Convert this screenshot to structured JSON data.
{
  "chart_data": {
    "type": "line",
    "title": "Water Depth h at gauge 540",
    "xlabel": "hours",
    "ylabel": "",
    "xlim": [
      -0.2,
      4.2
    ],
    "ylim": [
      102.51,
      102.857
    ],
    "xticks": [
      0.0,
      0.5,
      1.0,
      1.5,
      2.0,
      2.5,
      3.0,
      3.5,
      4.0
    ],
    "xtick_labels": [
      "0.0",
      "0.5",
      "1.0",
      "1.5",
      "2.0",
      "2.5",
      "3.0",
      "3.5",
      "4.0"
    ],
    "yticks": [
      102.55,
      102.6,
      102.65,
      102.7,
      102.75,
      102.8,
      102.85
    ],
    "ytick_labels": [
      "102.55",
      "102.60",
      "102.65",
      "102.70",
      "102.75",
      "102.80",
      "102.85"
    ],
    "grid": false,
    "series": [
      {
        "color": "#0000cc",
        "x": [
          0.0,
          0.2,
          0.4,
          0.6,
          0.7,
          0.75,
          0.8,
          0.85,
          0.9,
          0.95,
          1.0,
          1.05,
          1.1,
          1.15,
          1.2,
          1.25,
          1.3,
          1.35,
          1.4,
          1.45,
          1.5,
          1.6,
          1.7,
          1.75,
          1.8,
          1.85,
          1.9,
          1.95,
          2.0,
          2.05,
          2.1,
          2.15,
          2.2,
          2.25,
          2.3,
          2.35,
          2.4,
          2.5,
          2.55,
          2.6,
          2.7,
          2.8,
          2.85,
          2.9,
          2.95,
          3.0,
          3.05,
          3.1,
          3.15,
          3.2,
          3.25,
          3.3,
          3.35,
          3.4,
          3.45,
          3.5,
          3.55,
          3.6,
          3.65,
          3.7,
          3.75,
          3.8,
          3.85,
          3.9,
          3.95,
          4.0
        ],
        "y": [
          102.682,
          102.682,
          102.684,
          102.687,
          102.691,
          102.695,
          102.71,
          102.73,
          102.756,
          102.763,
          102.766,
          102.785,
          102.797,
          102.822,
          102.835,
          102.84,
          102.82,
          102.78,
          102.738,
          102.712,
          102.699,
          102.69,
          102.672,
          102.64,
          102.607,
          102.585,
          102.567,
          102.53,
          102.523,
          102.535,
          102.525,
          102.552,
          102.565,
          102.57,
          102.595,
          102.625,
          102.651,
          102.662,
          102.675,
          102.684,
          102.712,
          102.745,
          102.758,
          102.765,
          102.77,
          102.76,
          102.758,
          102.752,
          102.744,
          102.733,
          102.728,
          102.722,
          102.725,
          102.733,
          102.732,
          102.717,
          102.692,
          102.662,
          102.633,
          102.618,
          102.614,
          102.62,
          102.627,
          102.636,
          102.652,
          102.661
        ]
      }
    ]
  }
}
————
| EXERCISE REQUIREMENTS |
Print the records above in full, exactly.

| OUTPUT FOR THIS EXERCISE |
Convert this screenshot to structured JSON data.
{
  "chart_data": {
    "type": "line",
    "title": "Water Depth h at gauge 540",
    "xlabel": "hours",
    "ylabel": "",
    "xlim": [
      -0.2,
      4.2
    ],
    "ylim": [
      102.51,
      102.857
    ],
    "xticks": [
      0.0,
      0.5,
      1.0,
      1.5,
      2.0,
      2.5,
      3.0,
      3.5,
      4.0
    ],
    "xtick_labels": [
      "0.0",
      "0.5",
      "1.0",
      "1.5",
      "2.0",
      "2.5",
      "3.0",
      "3.5",
      "4.0"
    ],
    "yticks": [
      102.55,
      102.6,
      102.65,
      102.7,
      102.75,
      102.8,
      102.85
    ],
    "ytick_labels": [
      "102.55",
      "102.60",
      "102.65",
      "102.70",
      "102.75",
      "102.80",
      "102.85"
    ],
    "grid": false,
    "series": [
      {
        "color": "#0000cc",
        "x": [
          0.0,
          0.2,
          0.4,
          0.6,
          0.7,
          0.75,
          0.8,
          0.85,
          0.9,
          0.95,
          1.0,
          1.05,
          1.1,
          1.15,
          1.2,
          1.25,
          1.3,
          1.35,
          1.4,
          1.45,
          1.5,
          1.6,
          1.7,
          1.75,
          1.8,
          1.85,
          1.9,
          1.95,
          2.0,
          2.05,
          2.1,
          2.15,
          2.2,
          2.25,
          2.3,
          2.35,
          2.4,
          2.5,
          2.55,
          2.6,
          2.7,
          2.8,
          2.85,
          2.9,
          2.95,
          3.0,
          3.05,
          3.1,
          3.15,
          3.2,
          3.25,
          3.3,
          3.35,
          3.4,
          3.45,
          3.5,
          3.55,
          3.6,
          3.65,
          3.7,
          3.75,
          3.8,
          3.85,
          3.9,
          3.95,
          4.0
        ],
        "y": [
          102.682,
          102.682,
          102.684,
          102.687,
          102.691,
          102.695,
          102.71,
          102.73,
          102.756,
          102.763,
          102.766,
          102.785,
          102.797,
          102.822,
          102.835,
          102.84,
          102.82,
          102.78,
          102.738,
          102.712,
          102.699,
          102.69,
          102.672,
          102.64,
          102.607,
          102.585,
          102.567,
          102.53,
          102.523,
          102.535,
          102.525,
          102.552,
          102.565,
          102.57,
          102.595,
          102.625,
          102.651,
          102.662,
          102.675,
          102.684,
          102.712,
          102.745,
          102.758,
          102.765,
          102.77,
          102.76,
          102.758,
          102.752,
          102.744,
          102.733,
          102.728,
          102.722,
          102.725,
          102.733,
          102.732,
          102.717,
          102.692,
          102.662,
          102.633,
          102.618,
          102.614,
          102.62,
          102.627,
          102.636,
          102.652,
          102.661
        ]
      }
    ]
  }
}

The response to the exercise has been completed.